Records for this task -
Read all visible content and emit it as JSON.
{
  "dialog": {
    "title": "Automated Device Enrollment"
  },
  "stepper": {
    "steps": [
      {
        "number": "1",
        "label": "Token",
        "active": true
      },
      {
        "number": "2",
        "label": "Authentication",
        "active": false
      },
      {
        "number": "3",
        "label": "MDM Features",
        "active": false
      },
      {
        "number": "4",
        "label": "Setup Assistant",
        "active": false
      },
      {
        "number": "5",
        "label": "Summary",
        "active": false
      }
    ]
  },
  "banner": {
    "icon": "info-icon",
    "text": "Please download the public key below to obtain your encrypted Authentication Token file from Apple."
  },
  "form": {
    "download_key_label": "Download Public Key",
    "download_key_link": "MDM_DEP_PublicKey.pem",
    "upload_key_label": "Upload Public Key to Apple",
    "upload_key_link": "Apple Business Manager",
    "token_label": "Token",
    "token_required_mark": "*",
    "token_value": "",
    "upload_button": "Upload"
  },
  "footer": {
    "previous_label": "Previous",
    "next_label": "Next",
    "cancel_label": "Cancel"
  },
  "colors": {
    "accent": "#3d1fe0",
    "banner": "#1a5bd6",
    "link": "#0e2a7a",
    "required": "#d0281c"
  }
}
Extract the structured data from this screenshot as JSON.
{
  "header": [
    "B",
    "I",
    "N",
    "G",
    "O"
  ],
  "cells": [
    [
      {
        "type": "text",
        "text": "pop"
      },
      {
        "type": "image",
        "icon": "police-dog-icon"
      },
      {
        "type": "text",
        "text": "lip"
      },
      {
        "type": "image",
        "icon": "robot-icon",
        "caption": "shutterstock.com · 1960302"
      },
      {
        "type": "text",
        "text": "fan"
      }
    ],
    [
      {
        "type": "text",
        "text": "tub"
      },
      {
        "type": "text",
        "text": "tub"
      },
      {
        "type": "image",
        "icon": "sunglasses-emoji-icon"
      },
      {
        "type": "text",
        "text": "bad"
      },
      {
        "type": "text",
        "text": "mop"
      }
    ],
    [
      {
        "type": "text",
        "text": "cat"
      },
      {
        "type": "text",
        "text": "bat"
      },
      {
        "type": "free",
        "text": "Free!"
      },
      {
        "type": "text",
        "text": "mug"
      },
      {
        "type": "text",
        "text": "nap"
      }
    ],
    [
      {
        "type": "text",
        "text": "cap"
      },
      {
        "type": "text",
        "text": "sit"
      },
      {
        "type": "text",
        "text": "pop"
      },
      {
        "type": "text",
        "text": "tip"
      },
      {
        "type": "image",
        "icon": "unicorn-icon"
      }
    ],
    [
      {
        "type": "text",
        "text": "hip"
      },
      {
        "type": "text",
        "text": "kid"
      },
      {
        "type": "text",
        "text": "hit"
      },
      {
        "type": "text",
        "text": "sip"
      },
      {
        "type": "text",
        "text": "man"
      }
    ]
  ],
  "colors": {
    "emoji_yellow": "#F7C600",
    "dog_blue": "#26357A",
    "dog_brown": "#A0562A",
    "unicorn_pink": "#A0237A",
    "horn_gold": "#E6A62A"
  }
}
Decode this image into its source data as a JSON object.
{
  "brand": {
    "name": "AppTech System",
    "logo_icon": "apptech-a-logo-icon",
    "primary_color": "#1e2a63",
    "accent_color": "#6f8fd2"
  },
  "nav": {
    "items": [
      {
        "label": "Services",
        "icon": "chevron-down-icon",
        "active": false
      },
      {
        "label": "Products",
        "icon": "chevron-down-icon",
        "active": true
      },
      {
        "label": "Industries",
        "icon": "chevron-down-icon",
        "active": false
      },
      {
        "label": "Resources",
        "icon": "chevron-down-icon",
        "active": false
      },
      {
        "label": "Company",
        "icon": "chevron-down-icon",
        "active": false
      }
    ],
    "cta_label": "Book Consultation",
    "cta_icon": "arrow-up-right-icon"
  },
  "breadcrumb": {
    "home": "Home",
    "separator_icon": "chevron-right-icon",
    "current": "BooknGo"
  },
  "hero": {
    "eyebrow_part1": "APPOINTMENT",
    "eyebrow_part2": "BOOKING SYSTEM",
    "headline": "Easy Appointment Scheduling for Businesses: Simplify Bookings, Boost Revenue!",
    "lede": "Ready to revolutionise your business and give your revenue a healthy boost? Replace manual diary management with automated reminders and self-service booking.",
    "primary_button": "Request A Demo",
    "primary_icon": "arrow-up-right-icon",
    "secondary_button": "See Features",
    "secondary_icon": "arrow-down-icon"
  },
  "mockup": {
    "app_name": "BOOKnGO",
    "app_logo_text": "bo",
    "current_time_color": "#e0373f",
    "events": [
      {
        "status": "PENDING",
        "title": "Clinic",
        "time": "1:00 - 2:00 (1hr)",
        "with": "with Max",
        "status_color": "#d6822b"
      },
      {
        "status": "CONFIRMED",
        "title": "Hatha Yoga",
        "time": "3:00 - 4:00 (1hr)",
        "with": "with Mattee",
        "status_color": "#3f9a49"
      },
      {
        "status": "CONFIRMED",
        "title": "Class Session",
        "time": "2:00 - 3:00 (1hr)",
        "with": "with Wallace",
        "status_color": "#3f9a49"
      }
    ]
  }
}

Exercise prompt - Type out the material again exactly as presented.

Written answer -
Read all visible content and emit it as JSON.
{
  "dialog": {
    "title": "Automated Device Enrollment"
  },
  "stepper": {
    "steps": [
      {
        "number": "1",
        "label": "Token",
        "active": true
      },
      {
        "number": "2",
        "label": "Authentication",
        "active": false
      },
      {
        "number": "3",
        "label": "MDM Features",
        "active": false
      },
      {
        "number": "4",
        "label": "Setup Assistant",
        "active": false
      },
      {
        "number": "5",
        "label": "Summary",
        "active": false
      }
    ]
  },
  "banner": {
    "icon": "info-icon",
    "text": "Please download the public key below to obtain your encrypted Authentication Token file from Apple."
  },
  "form": {
    "download_key_label": "Download Public Key",
    "download_key_link": "MDM_DEP_PublicKey.pem",
    "upload_key_label": "Upload Public Key to Apple",
    "upload_key_link": "Apple Business Manager",
    "token_label": "Token",
    "token_required_mark": "*",
    "token_value": "",
    "upload_button": "Upload"
  },
  "footer": {
    "previous_label": "Previous",
    "next_label": "Next",
    "cancel_label": "Cancel"
  },
  "colors": {
    "accent": "#3d1fe0",
    "banner": "#1a5bd6",
    "link": "#0e2a7a",
    "required": "#d0281c"
  }
}
Extract the structured data from this screenshot as JSON.
{
  "header": [
    "B",
    "I",
    "N",
    "G",
    "O"
  ],
  "cells": [
    [
      {
        "type": "text",
        "text": "pop"
      },
      {
        "type": "image",
        "icon": "police-dog-icon"
      },
      {
        "type": "text",
        "text": "lip"
      },
      {
        "type": "image",
        "icon": "robot-icon",
        "caption": "shutterstock.com · 1960302"
      },
      {
        "type": "text",
        "text": "fan"
      }
    ],
    [
      {
        "type": "text",
        "text": "tub"
      },
      {
        "type": "text",
        "text": "tub"
      },
      {
        "type": "image",
        "icon": "sunglasses-emoji-icon"
      },
      {
        "type": "text",
        "text": "bad"
      },
      {
        "type": "text",
        "text": "mop"
      }
    ],
    [
      {
        "type": "text",
        "text": "cat"
      },
      {
        "type": "text",
        "text": "bat"
      },
      {
        "type": "free",
        "text": "Free!"
      },
      {
        "type": "text",
        "text": "mug"
      },
      {
        "type": "text",
        "text": "nap"
      }
    ],
    [
      {
        "type": "text",
        "text": "cap"
      },
      {
        "type": "text",
        "text": "sit"
      },
      {
        "type": "text",
        "text": "pop"
      },
      {
        "type": "text",
        "text": "tip"
      },
      {
        "type": "image",
        "icon": "unicorn-icon"
      }
    ],
    [
      {
        "type": "text",
        "text": "hip"
      },
      {
        "type": "text",
        "text": "kid"
      },
      {
        "type": "text",
        "text": "hit"
      },
      {
        "type": "text",
        "text": "sip"
      },
      {
        "type": "text",
        "text": "man"
      }
    ]
  ],
  "colors": {
    "emoji_yellow": "#F7C600",
    "dog_blue": "#26357A",
    "dog_brown": "#A0562A",
    "unicorn_pink": "#A0237A",
    "horn_gold": "#E6A62A"
  }
}
Decode this image into its source data as a JSON object.
{
  "brand": {
    "name": "AppTech System",
    "logo_icon": "apptech-a-logo-icon",
    "primary_color": "#1e2a63",
    "accent_color": "#6f8fd2"
  },
  "nav": {
    "items": [
      {
        "label": "Services",
        "icon": "chevron-down-icon",
        "active": false
      },
      {
        "label": "Products",
        "icon": "chevron-down-icon",
        "active": true
      },
      {
        "label": "Industries",
        "icon": "chevron-down-icon",
        "active": false
      },
      {
        "label": "Resources",
        "icon": "chevron-down-icon",
        "active": false
      },
      {
        "label": "Company",
        "icon": "chevron-down-icon",
        "active": false
      }
    ],
    "cta_label": "Book Consultation",
    "cta_icon": "arrow-up-right-icon"
  },
  "breadcrumb": {
    "home": "Home",
    "separator_icon": "chevron-right-icon",
    "current": "BooknGo"
  },
  "hero": {
    "eyebrow_part1": "APPOINTMENT",
    "eyebrow_part2": "BOOKING SYSTEM",
    "headline": "Easy Appointment Scheduling for Businesses: Simplify Bookings, Boost Revenue!",
    "lede": "Ready to revolutionise your business and give your revenue a healthy boost? Replace manual diary management with automated reminders and self-service booking.",
    "primary_button": "Request A Demo",
    "primary_icon": "arrow-up-right-icon",
    "secondary_button": "See Features",
    "secondary_icon": "arrow-down-icon"
  },
  "mockup": {
    "app_name": "BOOKnGO",
    "app_logo_text": "bo",
    "current_time_color": "#e0373f",
    "events": [
      {
        "status": "PENDING",
        "title": "Clinic",
        "time": "1:00 - 2:00 (1hr)",
        "with": "with Max",
        "status_color": "#d6822b"
      },
      {
        "status": "CONFIRMED",
        "title": "Hatha Yoga",
        "time": "3:00 - 4:00 (1hr)",
        "with": "with Mattee",
        "status_color": "#3f9a49"
      },
      {
        "status": "CONFIRMED",
        "title": "Class Session",
        "time": "2:00 - 3:00 (1hr)",
        "with": "with Wallace",
        "status_color": "#3f9a49"
      }
    ]
  }
}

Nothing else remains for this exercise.